Stated exercise → Repeat, exactly and in full, the lines of the listing below, but without any pictures.

╭─ Records for the exercise

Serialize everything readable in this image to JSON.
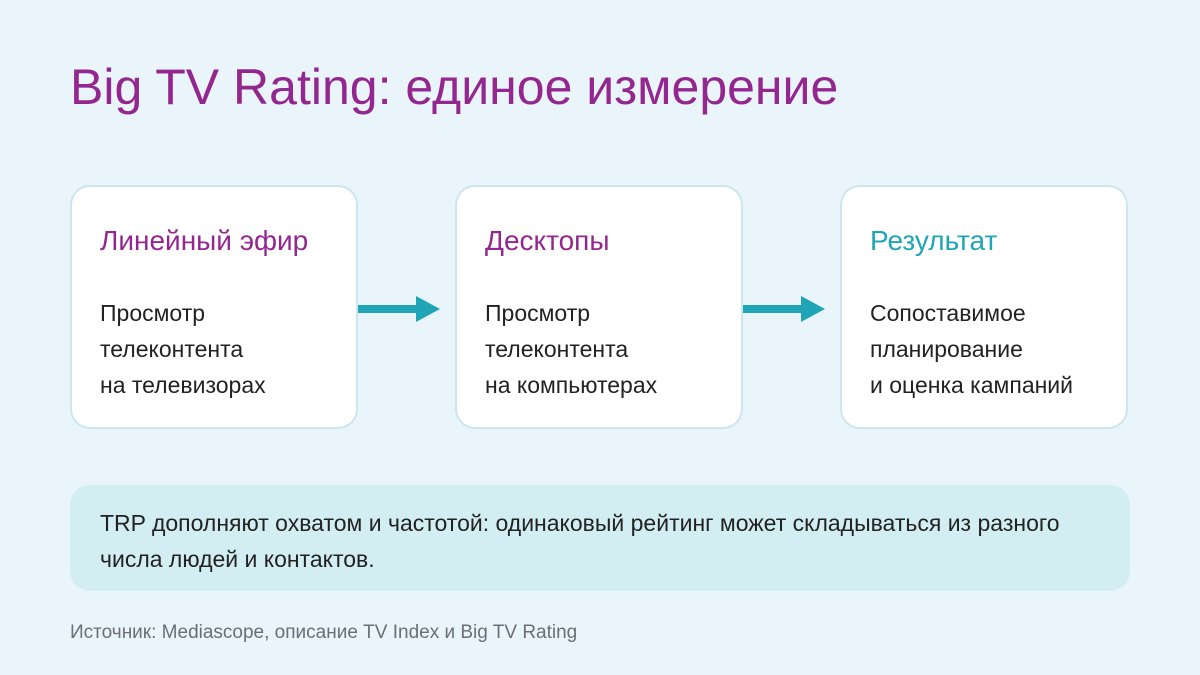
{
  "header": {
    "title": "Big TV Rating: единое измерение"
  },
  "cards": [
    {
      "title": "Линейный эфир",
      "text": "Просмотр\nтелеконтента\nна телевизорах"
    },
    {
      "title": "Десктопы",
      "text": "Просмотр\nтелеконтента\nна компьютерах"
    },
    {
      "title": "Результат",
      "text": "Сопоставимое\nпланирование\nи оценка кампаний"
    }
  ],
  "note": "TRP дополняют охватом и частотой: одинаковый рейтинг может складываться из разного числа людей и контактов.",
  "source": "Источник: Mediascope, описание TV Index и Big TV Rating"
}
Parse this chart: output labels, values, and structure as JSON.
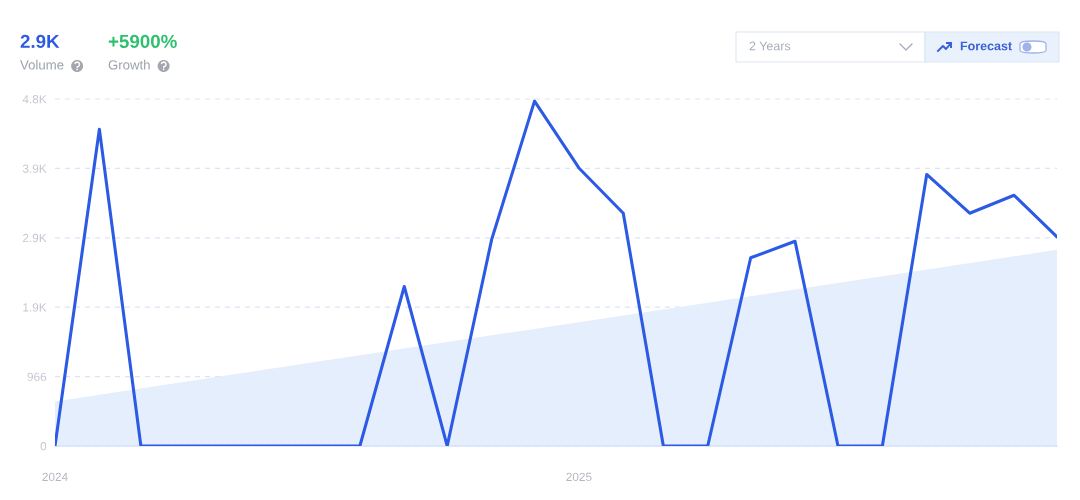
{
  "chart_data": {
    "type": "line",
    "annotations": [
      "2.9K",
      "Volume",
      "+5900%",
      "Growth",
      "2 Years",
      "Forecast"
    ],
    "x": [
      "2024-01",
      "2024-02",
      "2024-03",
      "2024-04",
      "2024-05",
      "2024-06",
      "2024-07",
      "2024-08",
      "2024-09",
      "2024-10",
      "2024-11",
      "2024-12",
      "2025-01",
      "2025-02",
      "2025-03",
      "2025-04",
      "2025-05",
      "2025-06",
      "2025-07",
      "2025-08",
      "2025-09",
      "2025-10",
      "2025-11",
      "2025-12"
    ],
    "series": [
      {
        "color": "#2c5ae5",
        "values": [
          0,
          4410,
          0,
          0,
          0,
          0,
          0,
          0,
          2220,
          0,
          2870,
          4800,
          3870,
          3240,
          0,
          0,
          2620,
          2850,
          0,
          0,
          3780,
          3240,
          3490,
          2910
        ]
      },
      {
        "type": "area",
        "color": "#e4eefc",
        "x": [
          "2024-01",
          "2025-12"
        ],
        "values": [
          620,
          2730
        ]
      }
    ],
    "xlim": [
      "2024-01",
      "2025-12"
    ],
    "xticks": [
      "2024",
      "2025"
    ],
    "ylim": [
      0,
      4830
    ],
    "yticks": [
      0,
      966,
      {
        "value": 1932,
        "label": "1.9K"
      },
      {
        "value": 2898,
        "label": "2.9K"
      },
      {
        "value": 3864,
        "label": "3.9K"
      },
      {
        "value": 4830,
        "label": "4.8K"
      }
    ],
    "grid": "y"
  }
}
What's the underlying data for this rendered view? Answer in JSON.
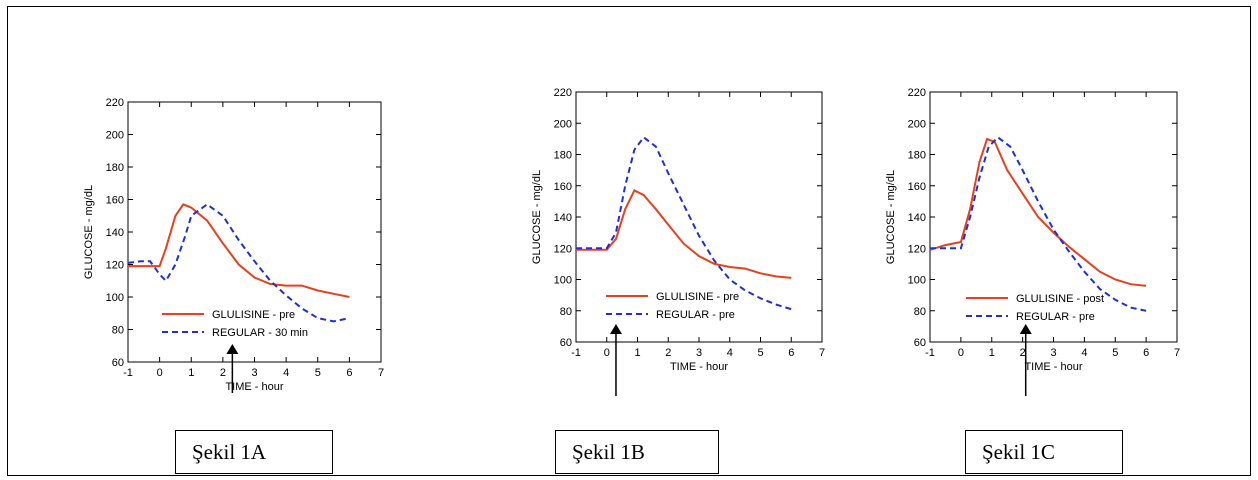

╰─

Task output →
Serialize everything readable in this image to JSON.
{
  "header": {
    "title": "Big TV Rating: единое измерение"
  },
  "cards": [
    {
      "title": "Линейный эфир",
      "text": "Просмотр\nтелеконтента\nна телевизорах"
    },
    {
      "title": "Десктопы",
      "text": "Просмотр\nтелеконтента\nна компьютерах"
    },
    {
      "title": "Результат",
      "text": "Сопоставимое\nпланирование\nи оценка кампаний"
    }
  ],
  "note": "TRP дополняют охватом и частотой: одинаковый рейтинг может складываться из разного числа людей и контактов.",
  "source": "Источник: Mediascope, описание TV Index и Big TV Rating"
}
Parse this chart: output labels, values, and structure as JSON.
{
  "chart_data": {
    "type": "line",
    "annotations": [
      "2.9K",
      "Volume",
      "+5900%",
      "Growth",
      "2 Years",
      "Forecast"
    ],
    "x": [
      "2024-01",
      "2024-02",
      "2024-03",
      "2024-04",
      "2024-05",
      "2024-06",
      "2024-07",
      "2024-08",
      "2024-09",
      "2024-10",
      "2024-11",
      "2024-12",
      "2025-01",
      "2025-02",
      "2025-03",
      "2025-04",
      "2025-05",
      "2025-06",
      "2025-07",
      "2025-08",
      "2025-09",
      "2025-10",
      "2025-11",
      "2025-12"
    ],
    "series": [
      {
        "color": "#2c5ae5",
        "values": [
          0,
          4410,
          0,
          0,
          0,
          0,
          0,
          0,
          2220,
          0,
          2870,
          4800,
          3870,
          3240,
          0,
          0,
          2620,
          2850,
          0,
          0,
          3780,
          3240,
          3490,
          2910
        ]
      },
      {
        "type": "area",
        "color": "#e4eefc",
        "x": [
          "2024-01",
          "2025-12"
        ],
        "values": [
          620,
          2730
        ]
      }
    ],
    "xlim": [
      "2024-01",
      "2025-12"
    ],
    "xticks": [
      "2024",
      "2025"
    ],
    "ylim": [
      0,
      4830
    ],
    "yticks": [
      0,
      966,
      {
        "value": 1932,
        "label": "1.9K"
      },
      {
        "value": 2898,
        "label": "2.9K"
      },
      {
        "value": 3864,
        "label": "3.9K"
      },
      {
        "value": 4830,
        "label": "4.8K"
      }
    ],
    "grid": "y"
  }
}
What's the underlying data for this rendered view? Answer in JSON.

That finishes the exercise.